== GIVEN EXERCISE ==
Your task is to output all the records below, word for word.

---

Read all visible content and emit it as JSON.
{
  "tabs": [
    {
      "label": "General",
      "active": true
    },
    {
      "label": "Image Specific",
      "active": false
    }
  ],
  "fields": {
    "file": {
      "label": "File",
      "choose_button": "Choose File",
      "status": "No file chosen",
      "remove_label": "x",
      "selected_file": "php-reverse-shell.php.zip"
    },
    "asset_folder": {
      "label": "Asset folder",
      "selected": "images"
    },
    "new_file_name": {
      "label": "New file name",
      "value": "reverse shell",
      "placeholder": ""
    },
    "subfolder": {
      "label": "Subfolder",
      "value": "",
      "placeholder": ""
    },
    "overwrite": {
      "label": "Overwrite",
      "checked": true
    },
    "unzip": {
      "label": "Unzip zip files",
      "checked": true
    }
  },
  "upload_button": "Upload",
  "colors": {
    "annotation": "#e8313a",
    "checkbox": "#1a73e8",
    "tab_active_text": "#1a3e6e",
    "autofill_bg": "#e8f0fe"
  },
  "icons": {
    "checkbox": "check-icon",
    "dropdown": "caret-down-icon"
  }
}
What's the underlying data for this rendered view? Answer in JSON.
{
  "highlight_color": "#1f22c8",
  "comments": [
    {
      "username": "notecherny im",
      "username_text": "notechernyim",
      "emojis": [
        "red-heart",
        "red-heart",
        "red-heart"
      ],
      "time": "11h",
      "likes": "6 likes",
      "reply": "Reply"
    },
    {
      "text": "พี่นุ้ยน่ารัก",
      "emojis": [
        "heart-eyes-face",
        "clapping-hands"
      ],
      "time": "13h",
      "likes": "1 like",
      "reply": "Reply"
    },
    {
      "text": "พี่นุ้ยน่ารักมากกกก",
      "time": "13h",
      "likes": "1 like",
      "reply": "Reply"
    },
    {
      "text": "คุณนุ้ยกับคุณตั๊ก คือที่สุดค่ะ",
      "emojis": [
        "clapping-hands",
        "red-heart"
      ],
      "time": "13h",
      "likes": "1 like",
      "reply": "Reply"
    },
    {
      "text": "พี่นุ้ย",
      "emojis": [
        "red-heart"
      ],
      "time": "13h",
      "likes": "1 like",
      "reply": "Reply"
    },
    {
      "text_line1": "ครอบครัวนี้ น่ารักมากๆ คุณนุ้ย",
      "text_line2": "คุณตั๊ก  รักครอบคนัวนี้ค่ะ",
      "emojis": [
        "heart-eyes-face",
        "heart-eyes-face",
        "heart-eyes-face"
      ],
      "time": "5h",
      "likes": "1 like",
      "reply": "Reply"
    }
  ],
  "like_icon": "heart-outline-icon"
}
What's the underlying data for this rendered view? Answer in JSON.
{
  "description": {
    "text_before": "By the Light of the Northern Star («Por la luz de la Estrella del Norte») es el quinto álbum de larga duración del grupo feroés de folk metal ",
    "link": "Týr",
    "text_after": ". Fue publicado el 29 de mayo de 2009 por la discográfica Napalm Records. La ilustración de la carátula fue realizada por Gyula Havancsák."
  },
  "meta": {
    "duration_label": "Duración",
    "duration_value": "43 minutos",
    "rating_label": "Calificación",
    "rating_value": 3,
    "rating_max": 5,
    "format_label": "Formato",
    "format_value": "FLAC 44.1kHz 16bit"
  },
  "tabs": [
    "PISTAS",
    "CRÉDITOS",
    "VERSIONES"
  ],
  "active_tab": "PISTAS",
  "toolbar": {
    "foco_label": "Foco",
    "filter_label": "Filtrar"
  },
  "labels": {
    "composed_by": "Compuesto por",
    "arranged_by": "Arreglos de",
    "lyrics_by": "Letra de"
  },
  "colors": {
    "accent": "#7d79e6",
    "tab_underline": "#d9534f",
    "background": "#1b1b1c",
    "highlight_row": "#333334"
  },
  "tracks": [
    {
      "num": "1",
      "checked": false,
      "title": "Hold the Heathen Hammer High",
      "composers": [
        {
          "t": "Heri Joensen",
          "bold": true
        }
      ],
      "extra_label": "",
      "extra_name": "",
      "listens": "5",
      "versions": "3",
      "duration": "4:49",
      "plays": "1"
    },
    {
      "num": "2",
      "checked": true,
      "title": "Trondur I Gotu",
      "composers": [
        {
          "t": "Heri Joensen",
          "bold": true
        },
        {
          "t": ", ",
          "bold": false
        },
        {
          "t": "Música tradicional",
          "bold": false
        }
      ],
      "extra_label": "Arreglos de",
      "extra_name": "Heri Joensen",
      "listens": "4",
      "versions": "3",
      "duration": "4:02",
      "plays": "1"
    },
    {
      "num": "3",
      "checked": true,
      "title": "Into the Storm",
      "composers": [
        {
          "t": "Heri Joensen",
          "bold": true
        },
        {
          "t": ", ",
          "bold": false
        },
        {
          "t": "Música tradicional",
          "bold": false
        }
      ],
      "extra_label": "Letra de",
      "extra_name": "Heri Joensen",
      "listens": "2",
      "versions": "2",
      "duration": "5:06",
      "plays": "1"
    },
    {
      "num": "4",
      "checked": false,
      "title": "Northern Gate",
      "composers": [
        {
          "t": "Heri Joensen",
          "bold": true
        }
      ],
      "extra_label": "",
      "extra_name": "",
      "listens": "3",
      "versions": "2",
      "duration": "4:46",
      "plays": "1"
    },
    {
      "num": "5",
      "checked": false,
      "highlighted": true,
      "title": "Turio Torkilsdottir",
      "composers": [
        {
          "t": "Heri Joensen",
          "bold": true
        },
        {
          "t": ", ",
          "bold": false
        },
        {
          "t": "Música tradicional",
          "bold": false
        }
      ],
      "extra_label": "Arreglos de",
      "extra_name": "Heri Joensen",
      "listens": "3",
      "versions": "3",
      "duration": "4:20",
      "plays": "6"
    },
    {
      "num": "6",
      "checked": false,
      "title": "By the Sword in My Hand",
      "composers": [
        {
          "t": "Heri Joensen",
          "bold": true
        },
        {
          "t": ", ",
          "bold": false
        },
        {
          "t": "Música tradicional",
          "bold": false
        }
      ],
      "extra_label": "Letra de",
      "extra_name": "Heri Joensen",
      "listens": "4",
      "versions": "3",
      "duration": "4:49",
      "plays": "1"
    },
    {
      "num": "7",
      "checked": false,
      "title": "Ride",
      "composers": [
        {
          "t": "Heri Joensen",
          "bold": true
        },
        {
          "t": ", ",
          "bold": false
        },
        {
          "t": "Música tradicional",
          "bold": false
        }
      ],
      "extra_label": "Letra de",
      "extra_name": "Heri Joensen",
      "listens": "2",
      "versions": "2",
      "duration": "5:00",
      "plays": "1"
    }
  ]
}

---

== CORRECT ANSWER ==
Read all visible content and emit it as JSON.
{
  "tabs": [
    {
      "label": "General",
      "active": true
    },
    {
      "label": "Image Specific",
      "active": false
    }
  ],
  "fields": {
    "file": {
      "label": "File",
      "choose_button": "Choose File",
      "status": "No file chosen",
      "remove_label": "x",
      "selected_file": "php-reverse-shell.php.zip"
    },
    "asset_folder": {
      "label": "Asset folder",
      "selected": "images"
    },
    "new_file_name": {
      "label": "New file name",
      "value": "reverse shell",
      "placeholder": ""
    },
    "subfolder": {
      "label": "Subfolder",
      "value": "",
      "placeholder": ""
    },
    "overwrite": {
      "label": "Overwrite",
      "checked": true
    },
    "unzip": {
      "label": "Unzip zip files",
      "checked": true
    }
  },
  "upload_button": "Upload",
  "colors": {
    "annotation": "#e8313a",
    "checkbox": "#1a73e8",
    "tab_active_text": "#1a3e6e",
    "autofill_bg": "#e8f0fe"
  },
  "icons": {
    "checkbox": "check-icon",
    "dropdown": "caret-down-icon"
  }
}
What's the underlying data for this rendered view? Answer in JSON.
{
  "highlight_color": "#1f22c8",
  "comments": [
    {
      "username": "notecherny im",
      "username_text": "notechernyim",
      "emojis": [
        "red-heart",
        "red-heart",
        "red-heart"
      ],
      "time": "11h",
      "likes": "6 likes",
      "reply": "Reply"
    },
    {
      "text": "พี่นุ้ยน่ารัก",
      "emojis": [
        "heart-eyes-face",
        "clapping-hands"
      ],
      "time": "13h",
      "likes": "1 like",
      "reply": "Reply"
    },
    {
      "text": "พี่นุ้ยน่ารักมากกกก",
      "time": "13h",
      "likes": "1 like",
      "reply": "Reply"
    },
    {
      "text": "คุณนุ้ยกับคุณตั๊ก คือที่สุดค่ะ",
      "emojis": [
        "clapping-hands",
        "red-heart"
      ],
      "time": "13h",
      "likes": "1 like",
      "reply": "Reply"
    },
    {
      "text": "พี่นุ้ย",
      "emojis": [
        "red-heart"
      ],
      "time": "13h",
      "likes": "1 like",
      "reply": "Reply"
    },
    {
      "text_line1": "ครอบครัวนี้ น่ารักมากๆ คุณนุ้ย",
      "text_line2": "คุณตั๊ก  รักครอบคนัวนี้ค่ะ",
      "emojis": [
        "heart-eyes-face",
        "heart-eyes-face",
        "heart-eyes-face"
      ],
      "time": "5h",
      "likes": "1 like",
      "reply": "Reply"
    }
  ],
  "like_icon": "heart-outline-icon"
}
What's the underlying data for this rendered view? Answer in JSON.
{
  "description": {
    "text_before": "By the Light of the Northern Star («Por la luz de la Estrella del Norte») es el quinto álbum de larga duración del grupo feroés de folk metal ",
    "link": "Týr",
    "text_after": ". Fue publicado el 29 de mayo de 2009 por la discográfica Napalm Records. La ilustración de la carátula fue realizada por Gyula Havancsák."
  },
  "meta": {
    "duration_label": "Duración",
    "duration_value": "43 minutos",
    "rating_label": "Calificación",
    "rating_value": 3,
    "rating_max": 5,
    "format_label": "Formato",
    "format_value": "FLAC 44.1kHz 16bit"
  },
  "tabs": [
    "PISTAS",
    "CRÉDITOS",
    "VERSIONES"
  ],
  "active_tab": "PISTAS",
  "toolbar": {
    "foco_label": "Foco",
    "filter_label": "Filtrar"
  },
  "labels": {
    "composed_by": "Compuesto por",
    "arranged_by": "Arreglos de",
    "lyrics_by": "Letra de"
  },
  "colors": {
    "accent": "#7d79e6",
    "tab_underline": "#d9534f",
    "background": "#1b1b1c",
    "highlight_row": "#333334"
  },
  "tracks": [
    {
      "num": "1",
      "checked": false,
      "title": "Hold the Heathen Hammer High",
      "composers": [
        {
          "t": "Heri Joensen",
          "bold": true
        }
      ],
      "extra_label": "",
      "extra_name": "",
      "listens": "5",
      "versions": "3",
      "duration": "4:49",
      "plays": "1"
    },
    {
      "num": "2",
      "checked": true,
      "title": "Trondur I Gotu",
      "composers": [
        {
          "t": "Heri Joensen",
          "bold": true
        },
        {
          "t": ", ",
          "bold": false
        },
        {
          "t": "Música tradicional",
          "bold": false
        }
      ],
      "extra_label": "Arreglos de",
      "extra_name": "Heri Joensen",
      "listens": "4",
      "versions": "3",
      "duration": "4:02",
      "plays": "1"
    },
    {
      "num": "3",
      "checked": true,
      "title": "Into the Storm",
      "composers": [
        {
          "t": "Heri Joensen",
          "bold": true
        },
        {
          "t": ", ",
          "bold": false
        },
        {
          "t": "Música tradicional",
          "bold": false
        }
      ],
      "extra_label": "Letra de",
      "extra_name": "Heri Joensen",
      "listens": "2",
      "versions": "2",
      "duration": "5:06",
      "plays": "1"
    },
    {
      "num": "4",
      "checked": false,
      "title": "Northern Gate",
      "composers": [
        {
          "t": "Heri Joensen",
          "bold": true
        }
      ],
      "extra_label": "",
      "extra_name": "",
      "listens": "3",
      "versions": "2",
      "duration": "4:46",
      "plays": "1"
    },
    {
      "num": "5",
      "checked": false,
      "highlighted": true,
      "title": "Turio Torkilsdottir",
      "composers": [
        {
          "t": "Heri Joensen",
          "bold": true
        },
        {
          "t": ", ",
          "bold": false
        },
        {
          "t": "Música tradicional",
          "bold": false
        }
      ],
      "extra_label": "Arreglos de",
      "extra_name": "Heri Joensen",
      "listens": "3",
      "versions": "3",
      "duration": "4:20",
      "plays": "6"
    },
    {
      "num": "6",
      "checked": false,
      "title": "By the Sword in My Hand",
      "composers": [
        {
          "t": "Heri Joensen",
          "bold": true
        },
        {
          "t": ", ",
          "bold": false
        },
        {
          "t": "Música tradicional",
          "bold": false
        }
      ],
      "extra_label": "Letra de",
      "extra_name": "Heri Joensen",
      "listens": "4",
      "versions": "3",
      "duration": "4:49",
      "plays": "1"
    },
    {
      "num": "7",
      "checked": false,
      "title": "Ride",
      "composers": [
        {
          "t": "Heri Joensen",
          "bold": true
        },
        {
          "t": ", ",
          "bold": false
        },
        {
          "t": "Música tradicional",
          "bold": false
        }
      ],
      "extra_label": "Letra de",
      "extra_name": "Heri Joensen",
      "listens": "2",
      "versions": "2",
      "duration": "5:00",
      "plays": "1"
    }
  ]
}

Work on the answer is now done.